I think the 6 year graduation rate is more meaningful than the 4 year rate. Many students at top schools spend a year studying abroad, do a dual major, or engage in other valuable learning experiences. It is not like they are hanging out at the mall or going surfing for a year.
@statsnerd , my D2 is a Junior at GTech studying MechE. She has a 3.8+ GPA. She is going to start on a co-op next year that will extend her undergrad school life and will not let her graduate in 4 years. She does not need to do so as financially she is all set. But who in their right minds can turn down offers from the likes of NASA or SpaceX? Lots of her classmates are doing likewise. Why should the school get penalized for this?
The problem with 6yr graduation rate is that it can mask real issues like not being able to get the courses you need to graduate or not getting proper advising.
Given the high cost of a college education these days, if a school has a low 4 year graduation rate, I would want to know about it and I would want an explanation. An extra year (never mind 2) of school can be a back-breaker if you are on financial aid and the opportunity cost of starting work 2 years later (while loans are accruing interest) is high.
Study abroad typically does not extra time because you get course credit for doing it.
Double Majors can be achieved with little or no credit overload.
A coop program is a good reason for not graduating in 4 years, but GTech has a 40% 4 yr graduation rate- I would want to see more of an explanation than “some kids” are taking coops.
I am curious why Harvard has about a 10% difference between 4yr and 6yr graduation rates. It used to be true that Harvard would require you to take time off to study abroad, but they did away with that practice when they discovered that there was a whole world outside of Harvard Yard.
As best I can tell, graduation rates appear to count transfers as not graduating
The real problem stems from attaching meaning to small differences in graduation rate and attempting to use graduation rate as a generic ranking mechanism rather than as a data point to be evaluated within the context of a specific school
@Mastadon @i012575 @googledrone
I agree with #75. I also can see that engineering may be different and for that sort of degree 5 years may be more typical.

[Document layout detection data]
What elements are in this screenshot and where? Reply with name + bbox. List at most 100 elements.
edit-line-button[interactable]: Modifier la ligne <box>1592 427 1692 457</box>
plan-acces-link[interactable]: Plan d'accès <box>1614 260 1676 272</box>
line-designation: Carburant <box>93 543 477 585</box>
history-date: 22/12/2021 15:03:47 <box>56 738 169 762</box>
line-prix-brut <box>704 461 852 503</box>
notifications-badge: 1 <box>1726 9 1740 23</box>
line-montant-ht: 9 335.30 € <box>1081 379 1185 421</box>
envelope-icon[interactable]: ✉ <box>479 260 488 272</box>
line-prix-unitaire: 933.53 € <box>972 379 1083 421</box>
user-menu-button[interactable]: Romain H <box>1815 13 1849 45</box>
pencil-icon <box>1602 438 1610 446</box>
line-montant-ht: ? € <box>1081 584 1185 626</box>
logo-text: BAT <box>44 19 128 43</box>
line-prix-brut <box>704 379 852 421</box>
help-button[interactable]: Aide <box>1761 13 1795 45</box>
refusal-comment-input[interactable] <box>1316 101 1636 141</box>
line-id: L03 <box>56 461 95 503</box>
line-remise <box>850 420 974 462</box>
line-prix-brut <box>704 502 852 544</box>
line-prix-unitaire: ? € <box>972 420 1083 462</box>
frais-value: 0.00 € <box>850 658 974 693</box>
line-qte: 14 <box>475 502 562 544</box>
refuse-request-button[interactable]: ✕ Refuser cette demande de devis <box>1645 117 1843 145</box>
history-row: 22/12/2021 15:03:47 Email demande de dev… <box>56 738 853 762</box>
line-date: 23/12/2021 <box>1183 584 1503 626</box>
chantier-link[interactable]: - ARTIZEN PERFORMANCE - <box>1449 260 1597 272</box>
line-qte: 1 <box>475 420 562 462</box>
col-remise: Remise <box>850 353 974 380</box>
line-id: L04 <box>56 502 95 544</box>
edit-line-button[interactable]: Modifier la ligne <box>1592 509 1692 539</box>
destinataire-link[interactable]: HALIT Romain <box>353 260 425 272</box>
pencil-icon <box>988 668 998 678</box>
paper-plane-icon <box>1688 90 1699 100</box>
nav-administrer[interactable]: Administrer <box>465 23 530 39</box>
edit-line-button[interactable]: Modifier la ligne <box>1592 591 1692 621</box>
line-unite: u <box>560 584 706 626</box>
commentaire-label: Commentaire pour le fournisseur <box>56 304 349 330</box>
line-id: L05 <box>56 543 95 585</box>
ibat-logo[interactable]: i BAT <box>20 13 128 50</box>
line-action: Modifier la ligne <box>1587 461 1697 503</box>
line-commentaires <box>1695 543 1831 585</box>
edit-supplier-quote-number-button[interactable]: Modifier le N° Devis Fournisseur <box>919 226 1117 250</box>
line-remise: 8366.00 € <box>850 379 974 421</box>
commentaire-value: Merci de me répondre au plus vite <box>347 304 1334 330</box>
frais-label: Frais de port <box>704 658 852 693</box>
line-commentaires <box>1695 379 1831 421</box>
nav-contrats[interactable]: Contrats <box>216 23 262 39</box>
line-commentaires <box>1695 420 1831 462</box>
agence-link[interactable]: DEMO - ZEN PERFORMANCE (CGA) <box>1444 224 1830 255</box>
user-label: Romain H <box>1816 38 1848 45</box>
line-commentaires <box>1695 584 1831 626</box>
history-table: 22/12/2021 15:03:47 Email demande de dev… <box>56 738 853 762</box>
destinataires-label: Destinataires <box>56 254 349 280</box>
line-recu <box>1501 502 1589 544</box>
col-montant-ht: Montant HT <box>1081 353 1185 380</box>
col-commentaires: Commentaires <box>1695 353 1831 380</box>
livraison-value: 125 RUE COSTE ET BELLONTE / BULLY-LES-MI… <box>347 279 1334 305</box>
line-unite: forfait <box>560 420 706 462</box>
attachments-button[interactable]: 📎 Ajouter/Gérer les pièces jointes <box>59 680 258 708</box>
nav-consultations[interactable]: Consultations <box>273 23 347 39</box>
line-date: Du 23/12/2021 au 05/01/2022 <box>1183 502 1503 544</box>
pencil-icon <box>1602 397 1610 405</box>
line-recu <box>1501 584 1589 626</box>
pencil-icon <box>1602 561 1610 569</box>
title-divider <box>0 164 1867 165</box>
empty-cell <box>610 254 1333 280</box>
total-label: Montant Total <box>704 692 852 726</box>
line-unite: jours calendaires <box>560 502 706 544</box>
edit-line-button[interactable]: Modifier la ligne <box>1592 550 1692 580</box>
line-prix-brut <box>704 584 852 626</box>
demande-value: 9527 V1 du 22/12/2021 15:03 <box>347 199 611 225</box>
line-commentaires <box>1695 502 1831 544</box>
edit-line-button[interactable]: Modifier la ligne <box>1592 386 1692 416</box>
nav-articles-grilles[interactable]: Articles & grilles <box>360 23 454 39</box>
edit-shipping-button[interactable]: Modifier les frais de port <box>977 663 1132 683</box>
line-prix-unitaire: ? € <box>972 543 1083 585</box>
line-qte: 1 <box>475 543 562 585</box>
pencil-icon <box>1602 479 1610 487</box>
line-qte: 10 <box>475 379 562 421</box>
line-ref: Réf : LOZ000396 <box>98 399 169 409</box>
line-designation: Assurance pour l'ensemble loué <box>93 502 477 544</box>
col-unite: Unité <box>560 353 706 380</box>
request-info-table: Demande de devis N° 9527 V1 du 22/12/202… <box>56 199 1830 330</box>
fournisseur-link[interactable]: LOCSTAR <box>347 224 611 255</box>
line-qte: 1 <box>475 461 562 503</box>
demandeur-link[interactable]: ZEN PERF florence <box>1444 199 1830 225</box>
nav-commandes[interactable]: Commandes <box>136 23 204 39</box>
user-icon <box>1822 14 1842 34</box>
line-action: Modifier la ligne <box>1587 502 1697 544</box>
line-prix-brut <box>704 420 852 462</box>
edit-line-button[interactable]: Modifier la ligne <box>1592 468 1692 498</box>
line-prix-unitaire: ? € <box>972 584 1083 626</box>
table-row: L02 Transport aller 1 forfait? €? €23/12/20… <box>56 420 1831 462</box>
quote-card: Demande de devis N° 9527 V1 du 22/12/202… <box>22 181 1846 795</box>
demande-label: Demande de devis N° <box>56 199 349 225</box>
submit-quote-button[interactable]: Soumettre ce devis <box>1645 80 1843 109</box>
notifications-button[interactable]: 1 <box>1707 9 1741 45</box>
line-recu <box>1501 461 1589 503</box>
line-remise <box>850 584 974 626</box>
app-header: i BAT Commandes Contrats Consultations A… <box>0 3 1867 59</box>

REQUIRED ACTION 1 — According to the discussion of graduation rates, what is GTech's four-year graduation rate?
REQUIRED ACTION 2 — List every user handle beginning with @ that appears in the discussion of graduation rates.

PROBLEM SOLUTION 1 — 40%

PROBLEM SOLUTION 2 — @statsnerd, @Mastadon, @i012575, @googledrone